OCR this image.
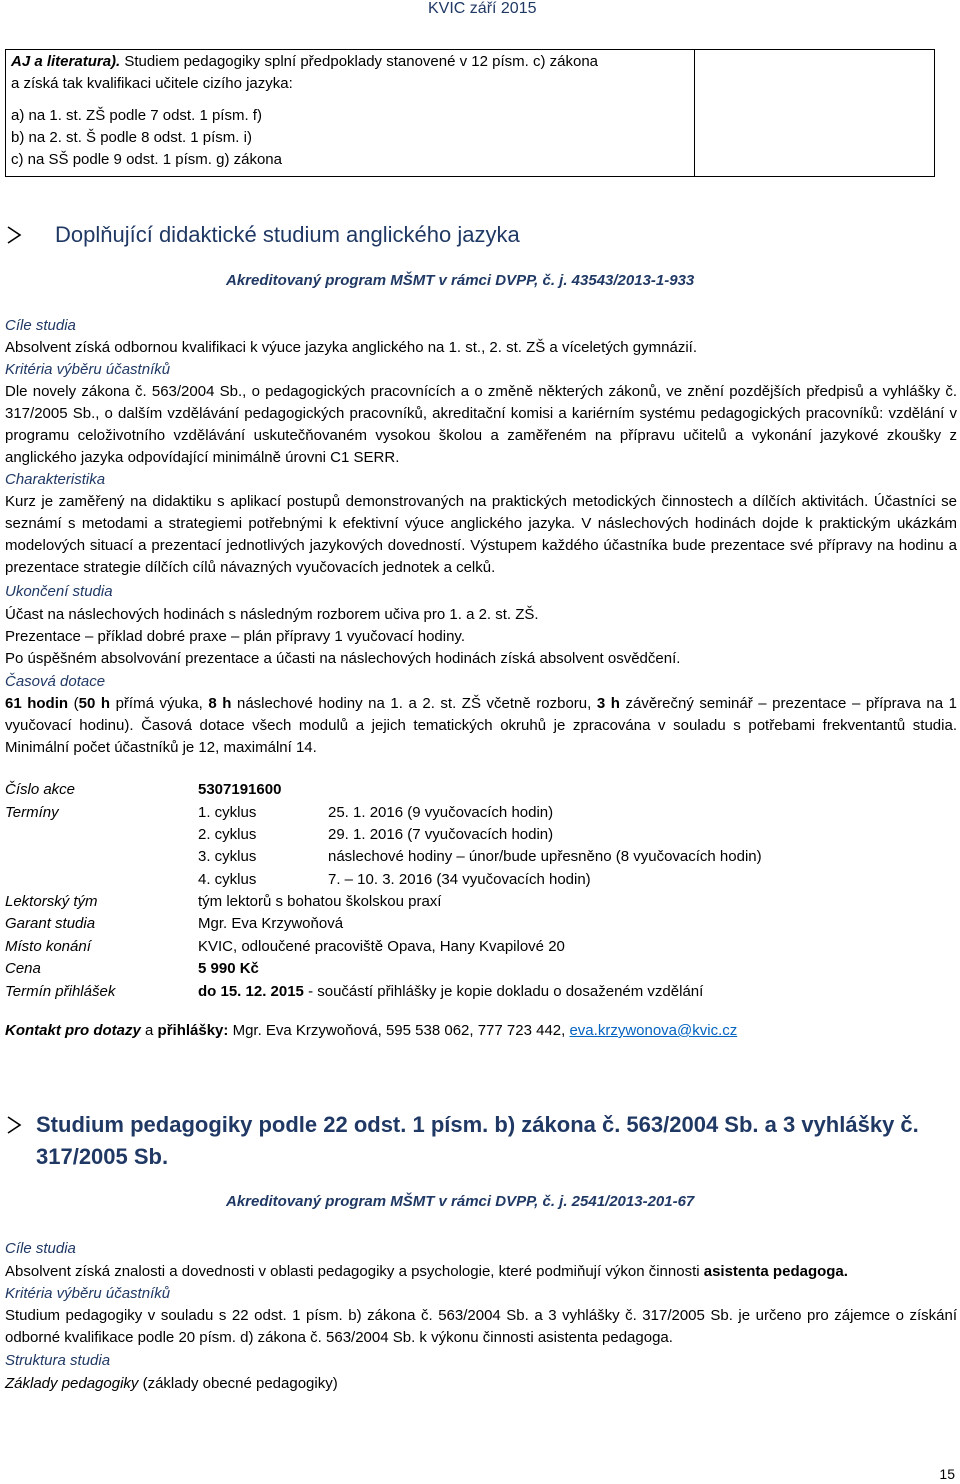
KVIC září 2015
AJ a literatura). Studiem pedagogiky splní předpoklady stanovené v 12 písm. c) zákona
a získá tak kvalifikaci učitele cizího jazyka:
a) na 1. st. ZŠ podle 7 odst. 1 písm. f)
b) na 2. st. Š podle 8 odst. 1 písm. i)
c) na SŠ podle 9 odst. 1 písm. g) zákona
Doplňující didaktické studium anglického jazyka
Akreditovaný program MŠMT v rámci DVPP, č. j. 43543/2013-1-933
Cíle studia
Absolvent získá odbornou kvalifikaci k výuce jazyka anglického na 1. st., 2. st. ZŠ a víceletých gymnázií.
Kritéria výběru účastníků
Dle novely zákona č. 563/2004 Sb., o pedagogických pracovnících a o změně některých zákonů, ve znění pozdějších předpisů a vyhlášky č. 317/2005 Sb., o dalším vzdělávání pedagogických pracovníků, akreditační komisi a kariérním systému pedagogických pracovníků: vzdělání v programu celoživotního vzdělávání uskutečňovaném vysokou školou a zaměřeném na přípravu učitelů a vykonání jazykové zkoušky z anglického jazyka odpovídající minimálně úrovni C1 SERR.
Charakteristika
Kurz je zaměřený na didaktiku s aplikací postupů demonstrovaných na praktických metodických činnostech a dílčích aktivitách. Účastníci se seznámí s metodami a strategiemi potřebnými k efektivní výuce anglického jazyka. V náslechových hodinách dojde k praktickým ukázkám modelových situací a prezentací jednotlivých jazykových dovedností. Výstupem každého účastníka bude prezentace své přípravy na hodinu a prezentace strategie dílčích cílů návazných vyučovacích jednotek a celků.
Ukončení studia
Účast na náslechových hodinách s následným rozborem učiva pro 1. a 2. st. ZŠ.
Prezentace – příklad dobré praxe – plán přípravy 1 vyučovací hodiny.
Po úspěšném absolvování prezentace a účasti na náslechových hodinách získá absolvent osvědčení.
Časová dotace
61 hodin (50 h přímá výuka, 8 h náslechové hodiny na 1. a 2. st. ZŠ včetně rozboru, 3 h závěrečný seminář – prezentace – příprava na 1 vyučovací hodinu). Časová dotace všech modulů a jejich tematických okruhů je zpracována v souladu s potřebami frekventantů studia. Minimální počet účastníků je 12, maximální 14.
Číslo akce	5307191600
Termíny	1. cyklus	25. 1. 2016 (9 vyučovacích hodin)
2. cyklus	29. 1. 2016 (7 vyučovacích hodin)
3. cyklus	náslechové hodiny – únor/bude upřesněno (8 vyučovacích hodin)
4. cyklus	7. – 10. 3. 2016 (34 vyučovacích hodin)
Lektorský tým	tým lektorů s bohatou školskou praxí
Garant studia	Mgr. Eva Krzywoňová
Místo konání	KVIC, odloučené pracoviště Opava, Hany Kvapilové 20
Cena	5 990 Kč
Termín přihlášek	do 15. 12. 2015 - součástí přihlášky je kopie dokladu o dosaženém vzdělání
Kontakt pro dotazy a přihlášky: Mgr. Eva Krzywoňová, 595 538 062, 777 723 442, eva.krzywonova@kvic.cz
Studium pedagogiky podle 22 odst. 1 písm. b) zákona č. 563/2004 Sb. a 3 vyhlášky č.
317/2005 Sb.
Akreditovaný program MŠMT v rámci DVPP, č. j. 2541/2013-201-67
Cíle studia
Absolvent získá znalosti a dovednosti v oblasti pedagogiky a psychologie, které podmiňují výkon činnosti asistenta pedagoga.
Kritéria výběru účastníků
Studium pedagogiky v souladu s 22 odst. 1 písm. b) zákona č. 563/2004 Sb. a 3 vyhlášky č. 317/2005 Sb. je určeno pro zájemce o získání odborné kvalifikace podle 20 písm. d) zákona č. 563/2004 Sb. k výkonu činnosti asistenta pedagoga.
Struktura studia
Základy pedagogiky (základy obecné pedagogiky)
15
- - - - - - -
STATED GOAL
Pick out the lines that have the word "přípravy". Copy them all.

COMPLETED TASK
Kurz je zaměřený na didaktiku s aplikací postupů demonstrovaných na praktických metodických činnostech a dílčích aktivitách. Účastníci se seznámí s metodami a strategiemi potřebnými k efektivní výuce anglického jazyka. V náslechových hodinách dojde k praktickým ukázkám modelových situací a prezentací jednotlivých jazykových dovedností. Výstupem každého účastníka bude prezentace své přípravy na hodinu a prezentace strategie dílčích cílů návazných vyučovacích jednotek a celků.
Prezentace – příklad dobré praxe – plán přípravy 1 vyučovací hodiny.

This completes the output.